--- Input material ---

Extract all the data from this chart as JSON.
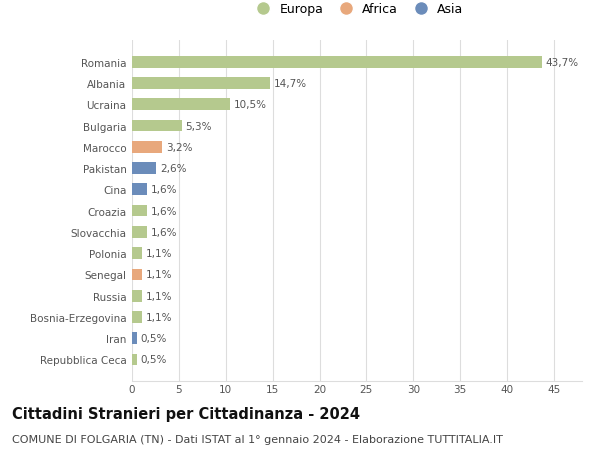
{
  "countries": [
    "Repubblica Ceca",
    "Iran",
    "Bosnia-Erzegovina",
    "Russia",
    "Senegal",
    "Polonia",
    "Slovacchia",
    "Croazia",
    "Cina",
    "Pakistan",
    "Marocco",
    "Bulgaria",
    "Ucraina",
    "Albania",
    "Romania"
  ],
  "values": [
    0.5,
    0.5,
    1.1,
    1.1,
    1.1,
    1.1,
    1.6,
    1.6,
    1.6,
    2.6,
    3.2,
    5.3,
    10.5,
    14.7,
    43.7
  ],
  "continents": [
    "Europa",
    "Asia",
    "Europa",
    "Europa",
    "Africa",
    "Europa",
    "Europa",
    "Europa",
    "Asia",
    "Asia",
    "Africa",
    "Europa",
    "Europa",
    "Europa",
    "Europa"
  ],
  "labels": [
    "0,5%",
    "0,5%",
    "1,1%",
    "1,1%",
    "1,1%",
    "1,1%",
    "1,6%",
    "1,6%",
    "1,6%",
    "2,6%",
    "3,2%",
    "5,3%",
    "10,5%",
    "14,7%",
    "43,7%"
  ],
  "continent_colors": {
    "Europa": "#b5c98e",
    "Africa": "#e8a87c",
    "Asia": "#6b8cba"
  },
  "legend_entries": [
    "Europa",
    "Africa",
    "Asia"
  ],
  "legend_colors": [
    "#b5c98e",
    "#e8a87c",
    "#6b8cba"
  ],
  "title": "Cittadini Stranieri per Cittadinanza - 2024",
  "subtitle": "COMUNE DI FOLGARIA (TN) - Dati ISTAT al 1° gennaio 2024 - Elaborazione TUTTITALIA.IT",
  "xlim": [
    0,
    48
  ],
  "xticks": [
    0,
    5,
    10,
    15,
    20,
    25,
    30,
    35,
    40,
    45
  ],
  "background_color": "#ffffff",
  "grid_color": "#dddddd",
  "bar_height": 0.55,
  "title_fontsize": 10.5,
  "subtitle_fontsize": 8,
  "label_fontsize": 7.5,
  "tick_fontsize": 7.5,
  "legend_fontsize": 9
}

---

Quote each line of the listing exactly, but leave the pictures out.

Extract all the data from this chart as JSON.
{
  "countries": [
    "Repubblica Ceca",
    "Iran",
    "Bosnia-Erzegovina",
    "Russia",
    "Senegal",
    "Polonia",
    "Slovacchia",
    "Croazia",
    "Cina",
    "Pakistan",
    "Marocco",
    "Bulgaria",
    "Ucraina",
    "Albania",
    "Romania"
  ],
  "values": [
    0.5,
    0.5,
    1.1,
    1.1,
    1.1,
    1.1,
    1.6,
    1.6,
    1.6,
    2.6,
    3.2,
    5.3,
    10.5,
    14.7,
    43.7
  ],
  "continents": [
    "Europa",
    "Asia",
    "Europa",
    "Europa",
    "Africa",
    "Europa",
    "Europa",
    "Europa",
    "Asia",
    "Asia",
    "Africa",
    "Europa",
    "Europa",
    "Europa",
    "Europa"
  ],
  "labels": [
    "0,5%",
    "0,5%",
    "1,1%",
    "1,1%",
    "1,1%",
    "1,1%",
    "1,6%",
    "1,6%",
    "1,6%",
    "2,6%",
    "3,2%",
    "5,3%",
    "10,5%",
    "14,7%",
    "43,7%"
  ],
  "continent_colors": {
    "Europa": "#b5c98e",
    "Africa": "#e8a87c",
    "Asia": "#6b8cba"
  },
  "legend_entries": [
    "Europa",
    "Africa",
    "Asia"
  ],
  "legend_colors": [
    "#b5c98e",
    "#e8a87c",
    "#6b8cba"
  ],
  "title": "Cittadini Stranieri per Cittadinanza - 2024",
  "subtitle": "COMUNE DI FOLGARIA (TN) - Dati ISTAT al 1° gennaio 2024 - Elaborazione TUTTITALIA.IT",
  "xlim": [
    0,
    48
  ],
  "xticks": [
    0,
    5,
    10,
    15,
    20,
    25,
    30,
    35,
    40,
    45
  ],
  "background_color": "#ffffff",
  "grid_color": "#dddddd",
  "bar_height": 0.55,
  "title_fontsize": 10.5,
  "subtitle_fontsize": 8,
  "label_fontsize": 7.5,
  "tick_fontsize": 7.5,
  "legend_fontsize": 9
}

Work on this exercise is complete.